_Compito da svolgere_. Esprimi le righe di tutti i record come una lista JSON di stringhe, una stringa per ogni riga, omettendo quelle vuote. Lascia fuori le immagini.

_Record archiviati_.
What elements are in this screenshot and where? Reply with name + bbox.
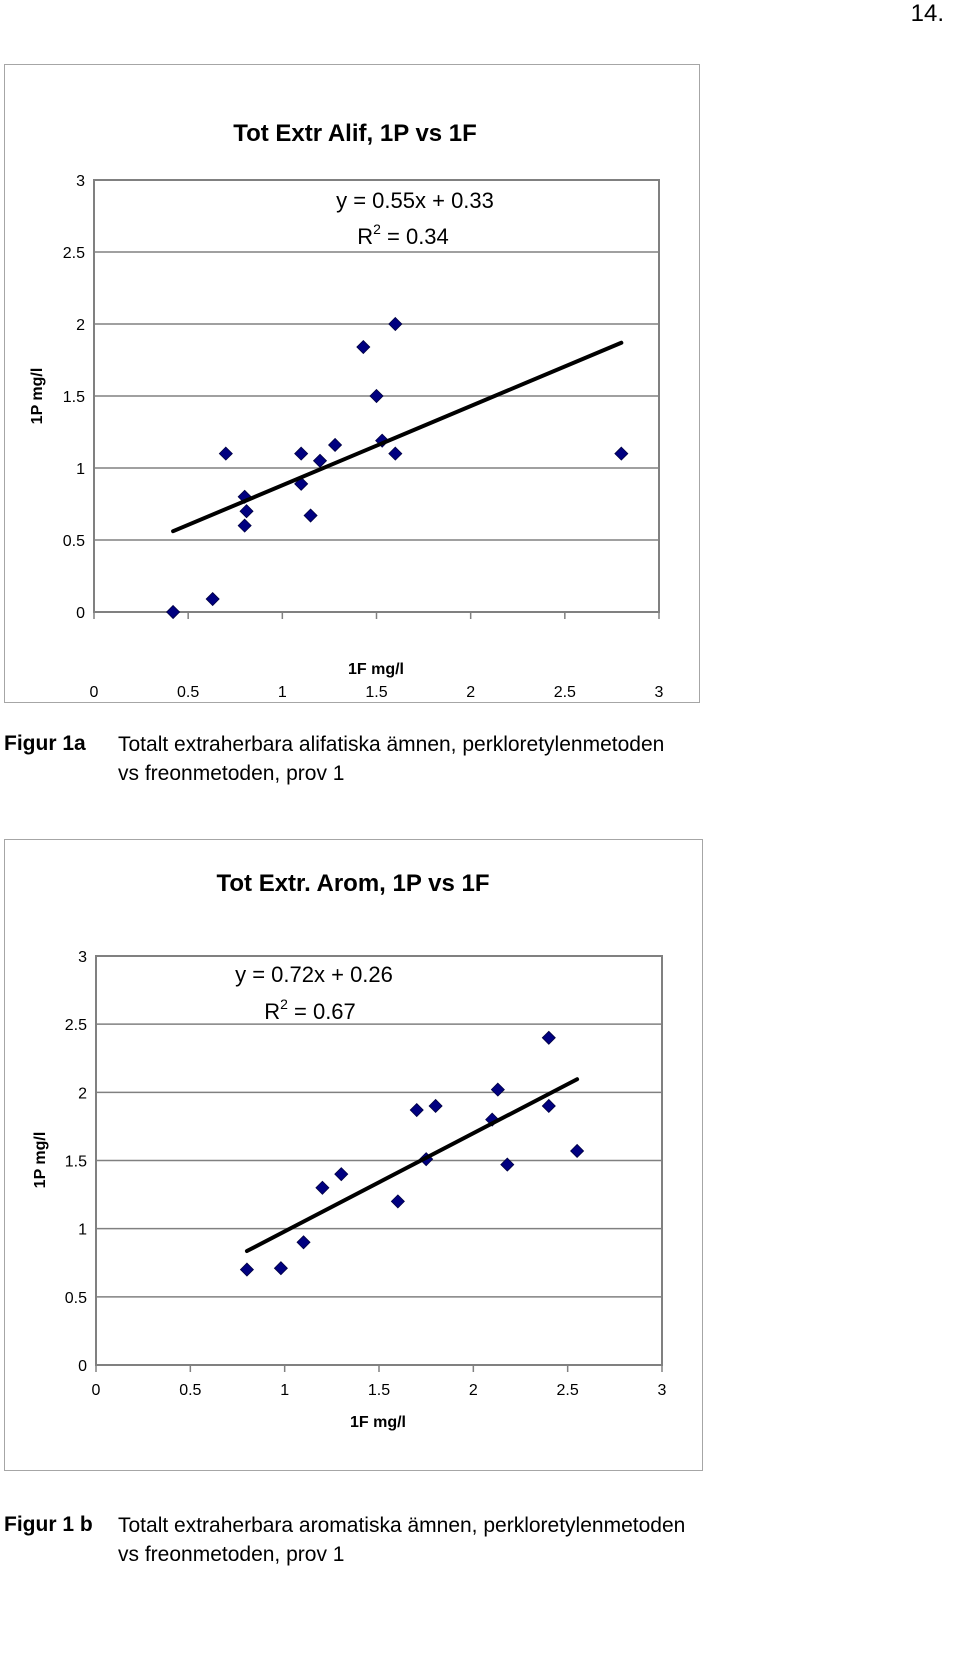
chart-1-x-tick-label: 0 [90,684,99,701]
chart-1-y-axis-label: 1P mg/l [29,368,46,425]
caption-2-label: Figur 1 b [4,1513,93,1536]
caption-2-line-1: Totalt extraherbara aromatiska ämnen, pe… [118,1514,686,1537]
chart-1-data-point [303,508,318,523]
chart-1-y-tick-label: 0.5 [63,533,85,550]
chart-1-x-tick-label: 3 [655,684,664,701]
chart-2-trendline [244,1077,580,1254]
chart-2-y-tick-label: 1 [78,1222,87,1239]
chart-1-data-point [369,388,384,404]
chart-2-x-tick-label: 1 [280,1382,289,1399]
chart-2-y-tick-label: 0.5 [65,1290,87,1307]
caption-2-text: Totalt extraherbara aromatiska ämnen, pe… [118,1511,685,1569]
chart-2-x-tick-label: 2 [469,1382,478,1399]
chart-2-data-point [541,1098,556,1114]
chart-1-data-point [239,504,254,519]
chart-2-y-axis-label: 1P mg/l [32,1132,49,1189]
chart-2-x-tick-label: 3 [658,1382,667,1399]
chart-2-data-point [315,1180,330,1195]
chart-1-data-point [388,446,403,461]
chart-1-data-point [328,437,343,453]
chart-2-data-point [390,1194,405,1209]
chart-1-data-point [205,591,220,607]
caption-1-line-1: Totalt extraherbara alifatiska ämnen, pe… [118,733,665,756]
chart-2-r-squared: R2 = 0.67 [264,996,356,1024]
caption-2-line-2: vs freonmetoden, prov 1 [118,1543,345,1566]
chart-2-y-tick-label: 2 [78,1085,87,1102]
chart-1-y-tick-label: 1.5 [63,389,85,406]
chart-1-svg: Tot Extr Alif, 1P vs 1F y = 0.55x + 0.33… [29,120,664,701]
chart-2-data-point [428,1098,443,1114]
chart-2-x-tick-label: 2.5 [557,1382,579,1399]
caption-1-line-2: vs freonmetoden, prov 1 [118,762,345,785]
chart-2-x-tick-label: 0 [92,1382,101,1399]
chart-1-frame: Tot Extr Alif, 1P vs 1F y = 0.55x + 0.33… [4,64,700,703]
chart-1-y-tick-label: 0 [76,605,85,622]
caption-1-text: Totalt extraherbara alifatiska ämnen, pe… [118,730,664,788]
chart-1-equation: y = 0.55x + 0.33 [336,188,494,213]
caption-1-label: Figur 1a [4,732,86,755]
chart-1-data-point [294,446,309,461]
chart-2-data-point [334,1167,349,1182]
chart-2-data-point [296,1235,311,1250]
chart-2-plot-area [95,955,663,1366]
chart-1-data-point [356,339,371,355]
chart-2-y-tick-label: 0 [78,1358,87,1375]
chart-1-y-tick-label: 1 [76,461,85,478]
chart-1-title: Tot Extr Alif, 1P vs 1F [233,120,477,147]
chart-1-data-point [614,446,629,461]
chart-1-y-tick-label: 2 [76,317,85,334]
chart-2-x-tick-label: 1.5 [368,1382,390,1399]
chart-2-y-tick-label: 1.5 [65,1154,87,1171]
chart-2-data-point [500,1157,515,1172]
chart-1-plot-area [93,179,660,613]
chart-1-x-tick-label: 1.5 [365,684,387,701]
chart-2-data-point [409,1102,424,1118]
chart-2-x-tick-label: 0.5 [179,1382,201,1399]
chart-1-y-tick-label: 3 [76,173,85,190]
chart-1-x-tick-label: 2 [466,684,475,701]
chart-1-r-squared: R2 = 0.34 [357,221,449,249]
chart-1-trendline [171,340,624,534]
chart-2-data-point [541,1030,556,1045]
chart-2-data-point [239,1262,254,1277]
chart-1-data-point [218,446,233,461]
chart-2-data-point [490,1082,505,1097]
chart-1-data-point [312,453,328,468]
chart-1-y-tick-label: 2.5 [63,245,85,262]
page-number: 14. [910,0,944,27]
chart-1-data-point [388,316,403,332]
chart-2-title: Tot Extr. Arom, 1P vs 1F [217,870,490,897]
chart-1-x-axis-label: 1F mg/l [348,661,404,678]
chart-2-x-axis-label: 1F mg/l [350,1414,406,1431]
chart-1-data-point [237,518,252,533]
chart-2-data-point [273,1261,288,1276]
chart-2-frame: Tot Extr. Arom, 1P vs 1F y = 0.72x + 0.2… [4,839,703,1471]
chart-2-equation: y = 0.72x + 0.26 [235,962,393,987]
chart-1-x-tick-label: 1 [278,684,287,701]
chart-2-data-point [570,1143,585,1159]
chart-2-svg: Tot Extr. Arom, 1P vs 1F y = 0.72x + 0.2… [32,870,667,1431]
chart-1-data-point [166,604,181,620]
chart-1-x-tick-label: 2.5 [554,684,576,701]
chart-2-y-tick-label: 2.5 [65,1017,87,1034]
chart-1-x-tick-label: 0.5 [177,684,199,701]
chart-2-y-tick-label: 3 [78,949,87,966]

_Soluzione_.
[
  "What elements are in this screenshot and where? Reply with name + bbox.",
  "chart-1-x-tick-label: 0 [90,684,99,701]",
  "chart-1-y-axis-label: 1P mg/l [29,368,46,425]",
  "caption-2-label: Figur 1 b [4,1513,93,1536]",
  "caption-2-line-1: Totalt extraherbara aromatiska ämnen, pe… [118,1514,686,1537]",
  "chart-1-data-point [303,508,318,523]",
  "chart-1-y-tick-label: 0.5 [63,533,85,550]",
  "chart-1-x-tick-label: 3 [655,684,664,701]",
  "chart-2-trendline [244,1077,580,1254]",
  "chart-2-y-tick-label: 1 [78,1222,87,1239]",
  "chart-1-data-point [369,388,384,404]",
  "chart-2-x-tick-label: 1 [280,1382,289,1399]",
  "chart-2-y-tick-label: 0.5 [65,1290,87,1307]",
  "caption-2-text: Totalt extraherbara aromatiska ämnen, pe… [118,1511,685,1569]",
  "chart-2-x-tick-label: 2 [469,1382,478,1399]",
  "chart-2-data-point [541,1098,556,1114]",
  "chart-1-data-point [239,504,254,519]",
  "chart-2-y-axis-label: 1P mg/l [32,1132,49,1189]",
  "chart-2-x-tick-label: 3 [658,1382,667,1399]",
  "chart-2-data-point [315,1180,330,1195]",
  "chart-1-data-point [388,446,403,461]",
  "chart-1-data-point [328,437,343,453]",
  "chart-2-data-point [390,1194,405,1209]",
  "chart-1-data-point [205,591,220,607]",
  "caption-1-line-1: Totalt extraherbara alifatiska ämnen, pe… [118,733,665,756]",
  "chart-2-r-squared: R2 = 0.67 [264,996,356,1024]",
  "caption-2-line-2: vs freonmetoden, prov 1 [118,1543,345,1566]",
  "chart-2-y-tick-label: 2 [78,1085,87,1102]",
  "chart-1-y-tick-label: 1.5 [63,389,85,406]",
  "chart-1-svg: Tot Extr Alif, 1P vs 1F y = 0.55x + 0.33… [29,120,664,701]",
  "chart-2-data-point [428,1098,443,1114]",
  "chart-2-x-tick-label: 2.5 [557,1382,579,1399]",
  "caption-1-line-2: vs freonmetoden, prov 1 [118,762,345,785]",
  "chart-2-x-tick-label: 0 [92,1382,101,1399]",
  "chart-1-frame: Tot Extr Alif, 1P vs 1F y = 0.55x + 0.33… [4,64,700,703]",
  "chart-1-y-tick-label: 0 [76,605,85,622]",
  "caption-1-text: Totalt extraherbara alifatiska ämnen, pe… [118,730,664,788]",
  "chart-1-equation: y = 0.55x + 0.33 [336,188,494,213]",
  "caption-1-label: Figur 1a [4,732,86,755]",
  "chart-1-data-point [294,446,309,461]",
  "chart-2-data-point [334,1167,349,1182]",
  "chart-2-data-point [296,1235,311,1250]",
  "chart-2-plot-area [95,955,663,1366]",
  "chart-1-data-point [356,339,371,355]",
  "chart-2-y-tick-label: 0 [78,1358,87,1375]",
  "chart-1-y-tick-label: 1 [76,461,85,478]",
  "chart-1-title: Tot Extr Alif, 1P vs 1F [233,120,477,147]",
  "chart-1-data-point [614,446,629,461]",
  "chart-1-y-tick-label: 2 [76,317,85,334]",
  "chart-2-x-tick-label: 1.5 [368,1382,390,1399]",
  "chart-2-y-tick-label: 1.5 [65,1154,87,1171]",
  "chart-2-data-point [500,1157,515,1172]",
  "chart-1-plot-area [93,179,660,613]",
  "chart-1-x-tick-label: 1.5 [365,684,387,701]",
  "chart-2-data-point [409,1102,424,1118]",
  "chart-2-x-tick-label: 0.5 [179,1382,201,1399]",
  "chart-1-y-tick-label: 3 [76,173,85,190]",
  "chart-1-x-tick-label: 2 [466,684,475,701]",
  "chart-1-r-squared: R2 = 0.34 [357,221,449,249]",
  "chart-1-trendline [171,340,624,534]",
  "chart-2-data-point [541,1030,556,1045]",
  "chart-2-data-point [239,1262,254,1277]",
  "chart-1-data-point [218,446,233,461]",
  "chart-2-data-point [490,1082,505,1097]",
  "chart-1-data-point [312,453,328,468]",
  "chart-1-y-tick-label: 2.5 [63,245,85,262]",
  "page-number: 14. [910,0,944,27]",
  "chart-1-data-point [388,316,403,332]",
  "chart-2-title: Tot Extr. Arom, 1P vs 1F [217,870,490,897]",
  "chart-1-x-axis-label: 1F mg/l [348,661,404,678]",
  "chart-2-x-axis-label: 1F mg/l [350,1414,406,1431]",
  "chart-1-data-point [237,518,252,533]",
  "chart-2-data-point [273,1261,288,1276]",
  "chart-2-frame: Tot Extr. Arom, 1P vs 1F y = 0.72x + 0.2… [4,839,703,1471]",
  "chart-2-equation: y = 0.72x + 0.26 [235,962,393,987]",
  "chart-1-x-tick-label: 1 [278,684,287,701]",
  "chart-2-data-point [570,1143,585,1159]",
  "chart-2-svg: Tot Extr. Arom, 1P vs 1F y = 0.72x + 0.2… [32,870,667,1431]",
  "chart-1-data-point [166,604,181,620]",
  "chart-1-x-tick-label: 2.5 [554,684,576,701]",
  "chart-2-y-tick-label: 2.5 [65,1017,87,1034]",
  "chart-1-x-tick-label: 0.5 [177,684,199,701]",
  "chart-2-y-tick-label: 3 [78,949,87,966]"
]